## DESCRIPTION OF THE TASK:
For each line below, check whether "patologice" is present. Report how many lines have it, nothing else.

## SUPPLIED DATA:
◇ ◇ ◇ ◇ ◇ ◇ ◇

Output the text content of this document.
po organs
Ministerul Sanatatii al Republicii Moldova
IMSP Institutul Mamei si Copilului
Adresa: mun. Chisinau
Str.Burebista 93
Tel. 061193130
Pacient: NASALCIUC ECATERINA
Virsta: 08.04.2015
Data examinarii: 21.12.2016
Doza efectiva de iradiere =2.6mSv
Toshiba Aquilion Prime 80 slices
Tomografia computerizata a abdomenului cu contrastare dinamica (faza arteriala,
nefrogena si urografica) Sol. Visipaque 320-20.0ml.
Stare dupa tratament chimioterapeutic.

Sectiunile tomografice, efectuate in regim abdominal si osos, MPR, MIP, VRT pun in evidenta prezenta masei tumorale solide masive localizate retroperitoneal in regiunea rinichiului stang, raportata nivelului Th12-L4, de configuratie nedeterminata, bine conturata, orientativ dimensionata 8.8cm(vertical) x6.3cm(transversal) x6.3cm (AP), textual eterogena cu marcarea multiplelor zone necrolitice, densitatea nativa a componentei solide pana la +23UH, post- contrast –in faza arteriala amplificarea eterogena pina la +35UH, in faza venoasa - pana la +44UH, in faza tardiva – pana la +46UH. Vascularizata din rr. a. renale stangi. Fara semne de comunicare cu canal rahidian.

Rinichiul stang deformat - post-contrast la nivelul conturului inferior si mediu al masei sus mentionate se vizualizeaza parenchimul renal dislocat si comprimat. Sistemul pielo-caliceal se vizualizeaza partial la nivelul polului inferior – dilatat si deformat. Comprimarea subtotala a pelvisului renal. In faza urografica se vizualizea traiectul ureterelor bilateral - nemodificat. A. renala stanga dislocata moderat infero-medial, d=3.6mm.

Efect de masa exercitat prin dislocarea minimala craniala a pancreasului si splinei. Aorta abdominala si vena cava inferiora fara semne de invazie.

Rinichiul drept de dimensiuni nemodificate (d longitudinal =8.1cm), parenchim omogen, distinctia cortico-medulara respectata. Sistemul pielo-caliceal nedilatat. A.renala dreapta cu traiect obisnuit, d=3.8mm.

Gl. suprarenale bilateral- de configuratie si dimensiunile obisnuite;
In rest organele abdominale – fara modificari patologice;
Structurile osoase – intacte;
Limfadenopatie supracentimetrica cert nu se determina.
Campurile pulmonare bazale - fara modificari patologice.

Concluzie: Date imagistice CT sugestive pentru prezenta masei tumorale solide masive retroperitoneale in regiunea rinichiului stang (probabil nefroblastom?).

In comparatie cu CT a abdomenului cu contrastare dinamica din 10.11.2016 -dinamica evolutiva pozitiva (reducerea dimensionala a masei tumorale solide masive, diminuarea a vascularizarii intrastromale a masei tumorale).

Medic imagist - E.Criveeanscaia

◇ ◇ ◇ ◇ ◇ ◇ ◇

## TASK SOLUTION:
2